*WHAT TO WORK ON*
Leave out the pictures and copy each record below exactly.
[start]
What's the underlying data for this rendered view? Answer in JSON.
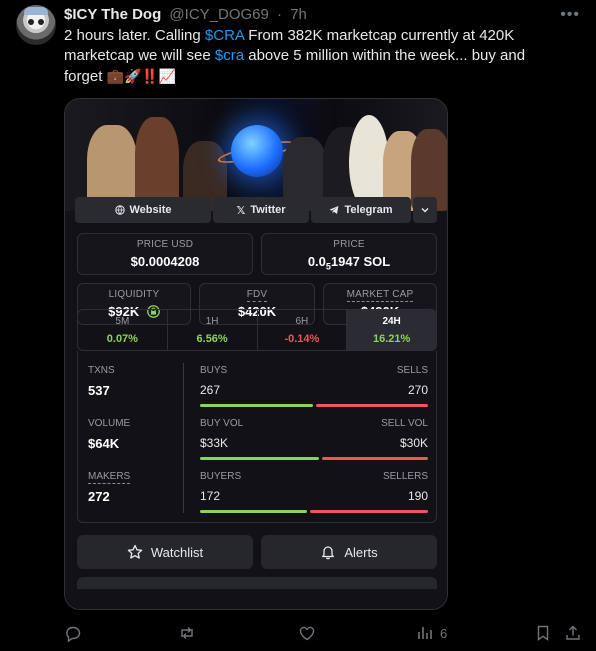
{
  "post": {
    "display_name": "$ICY The Dog",
    "handle": "@ICY_DOG69",
    "sep": "·",
    "time": "7h",
    "text_parts": [
      {
        "t": "2 hours later. Calling ",
        "cash": false
      },
      {
        "t": "$CRA",
        "cash": true
      },
      {
        "t": " From 382K marketcap currently at 420K marketcap we will see ",
        "cash": false
      },
      {
        "t": "$cra",
        "cash": true
      },
      {
        "t": " above 5 million within the week... buy and forget ",
        "cash": false
      }
    ],
    "emojis": "💼🚀‼️📈"
  },
  "card": {
    "links": {
      "website": "Website",
      "twitter": "Twitter",
      "telegram": "Telegram"
    },
    "price_usd": {
      "label": "PRICE USD",
      "value": "$0.0004208"
    },
    "price_sol": {
      "label": "PRICE",
      "value_pre": "0.0",
      "value_sub": "5",
      "value_post": "1947 SOL"
    },
    "liquidity": {
      "label": "LIQUIDITY",
      "value": "$92K"
    },
    "fdv": {
      "label": "FDV",
      "value": "$420K"
    },
    "market_cap": {
      "label": "MARKET CAP",
      "value": "$420K"
    },
    "tabs": [
      {
        "label": "5M",
        "value": "0.07%",
        "color": "#8bd35a"
      },
      {
        "label": "1H",
        "value": "6.56%",
        "color": "#8bd35a"
      },
      {
        "label": "6H",
        "value": "-0.14%",
        "color": "#f0545c"
      },
      {
        "label": "24H",
        "value": "16.21%",
        "color": "#8bd35a"
      }
    ],
    "txns": {
      "label": "TXNS",
      "value": "537",
      "left_label": "BUYS",
      "left_value": "267",
      "right_label": "SELLS",
      "right_value": "270"
    },
    "volume": {
      "label": "VOLUME",
      "value": "$64K",
      "left_label": "BUY VOL",
      "left_value": "$33K",
      "right_label": "SELL VOL",
      "right_value": "$30K"
    },
    "makers": {
      "label": "MAKERS",
      "value": "272",
      "left_label": "BUYERS",
      "left_value": "172",
      "right_label": "SELLERS",
      "right_value": "190"
    },
    "watchlist": "Watchlist",
    "alerts": "Alerts"
  },
  "actions": {
    "views": "6"
  },
  "colors": {
    "link": "#1d9bf0",
    "green": "#8bd35a",
    "red": "#f0545c"
  }
}
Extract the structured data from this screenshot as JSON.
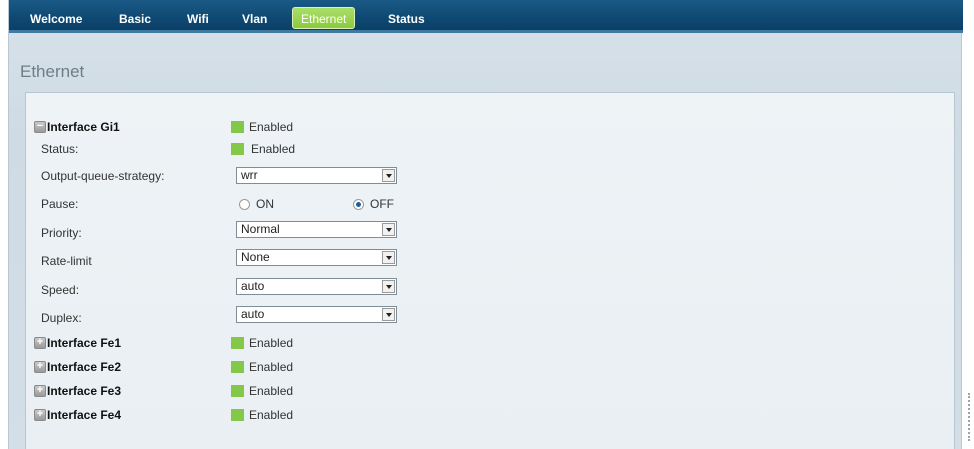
{
  "nav": {
    "items": [
      {
        "label": "Welcome"
      },
      {
        "label": "Basic"
      },
      {
        "label": "Wifi"
      },
      {
        "label": "Vlan"
      },
      {
        "label": "Ethernet",
        "active": true
      },
      {
        "label": "Status"
      }
    ]
  },
  "page": {
    "title": "Ethernet"
  },
  "gi1": {
    "name": "Interface Gi1",
    "state": "Enabled",
    "toggle": "−",
    "fields": {
      "status_label": "Status:",
      "status_value": "Enabled",
      "oqs_label": "Output-queue-strategy:",
      "oqs_value": "wrr",
      "pause_label": "Pause:",
      "pause_on": "ON",
      "pause_off": "OFF",
      "pause_selected": "OFF",
      "priority_label": "Priority:",
      "priority_value": "Normal",
      "rate_label": "Rate-limit",
      "rate_value": "None",
      "speed_label": "Speed:",
      "speed_value": "auto",
      "duplex_label": "Duplex:",
      "duplex_value": "auto"
    }
  },
  "interfaces": [
    {
      "name": "Interface Fe1",
      "state": "Enabled",
      "toggle": "+"
    },
    {
      "name": "Interface Fe2",
      "state": "Enabled",
      "toggle": "+"
    },
    {
      "name": "Interface Fe3",
      "state": "Enabled",
      "toggle": "+"
    },
    {
      "name": "Interface Fe4",
      "state": "Enabled",
      "toggle": "+"
    }
  ],
  "colors": {
    "nav_bg": "#0f4a74",
    "nav_active": "#8ccb3f",
    "status_green": "#84c84a",
    "panel_bg": "#eef3f6"
  }
}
[end]
*FULL RESPONSE*
What's the underlying data for this rendered view? Answer in JSON.
{
  "post": {
    "display_name": "$ICY The Dog",
    "handle": "@ICY_DOG69",
    "sep": "·",
    "time": "7h",
    "text_parts": [
      {
        "t": "2 hours later. Calling ",
        "cash": false
      },
      {
        "t": "$CRA",
        "cash": true
      },
      {
        "t": " From 382K marketcap currently at 420K marketcap we will see ",
        "cash": false
      },
      {
        "t": "$cra",
        "cash": true
      },
      {
        "t": " above 5 million within the week... buy and forget ",
        "cash": false
      }
    ],
    "emojis": "💼🚀‼️📈"
  },
  "card": {
    "links": {
      "website": "Website",
      "twitter": "Twitter",
      "telegram": "Telegram"
    },
    "price_usd": {
      "label": "PRICE USD",
      "value": "$0.0004208"
    },
    "price_sol": {
      "label": "PRICE",
      "value_pre": "0.0",
      "value_sub": "5",
      "value_post": "1947 SOL"
    },
    "liquidity": {
      "label": "LIQUIDITY",
      "value": "$92K"
    },
    "fdv": {
      "label": "FDV",
      "value": "$420K"
    },
    "market_cap": {
      "label": "MARKET CAP",
      "value": "$420K"
    },
    "tabs": [
      {
        "label": "5M",
        "value": "0.07%",
        "color": "#8bd35a"
      },
      {
        "label": "1H",
        "value": "6.56%",
        "color": "#8bd35a"
      },
      {
        "label": "6H",
        "value": "-0.14%",
        "color": "#f0545c"
      },
      {
        "label": "24H",
        "value": "16.21%",
        "color": "#8bd35a"
      }
    ],
    "txns": {
      "label": "TXNS",
      "value": "537",
      "left_label": "BUYS",
      "left_value": "267",
      "right_label": "SELLS",
      "right_value": "270"
    },
    "volume": {
      "label": "VOLUME",
      "value": "$64K",
      "left_label": "BUY VOL",
      "left_value": "$33K",
      "right_label": "SELL VOL",
      "right_value": "$30K"
    },
    "makers": {
      "label": "MAKERS",
      "value": "272",
      "left_label": "BUYERS",
      "left_value": "172",
      "right_label": "SELLERS",
      "right_value": "190"
    },
    "watchlist": "Watchlist",
    "alerts": "Alerts"
  },
  "actions": {
    "views": "6"
  },
  "colors": {
    "link": "#1d9bf0",
    "green": "#8bd35a",
    "red": "#f0545c"
  }
}
Extract the structured data from this screenshot as JSON.
{
  "nav": {
    "items": [
      {
        "label": "Welcome"
      },
      {
        "label": "Basic"
      },
      {
        "label": "Wifi"
      },
      {
        "label": "Vlan"
      },
      {
        "label": "Ethernet",
        "active": true
      },
      {
        "label": "Status"
      }
    ]
  },
  "page": {
    "title": "Ethernet"
  },
  "gi1": {
    "name": "Interface Gi1",
    "state": "Enabled",
    "toggle": "−",
    "fields": {
      "status_label": "Status:",
      "status_value": "Enabled",
      "oqs_label": "Output-queue-strategy:",
      "oqs_value": "wrr",
      "pause_label": "Pause:",
      "pause_on": "ON",
      "pause_off": "OFF",
      "pause_selected": "OFF",
      "priority_label": "Priority:",
      "priority_value": "Normal",
      "rate_label": "Rate-limit",
      "rate_value": "None",
      "speed_label": "Speed:",
      "speed_value": "auto",
      "duplex_label": "Duplex:",
      "duplex_value": "auto"
    }
  },
  "interfaces": [
    {
      "name": "Interface Fe1",
      "state": "Enabled",
      "toggle": "+"
    },
    {
      "name": "Interface Fe2",
      "state": "Enabled",
      "toggle": "+"
    },
    {
      "name": "Interface Fe3",
      "state": "Enabled",
      "toggle": "+"
    },
    {
      "name": "Interface Fe4",
      "state": "Enabled",
      "toggle": "+"
    }
  ],
  "colors": {
    "nav_bg": "#0f4a74",
    "nav_active": "#8ccb3f",
    "status_green": "#84c84a",
    "panel_bg": "#eef3f6"
  }
}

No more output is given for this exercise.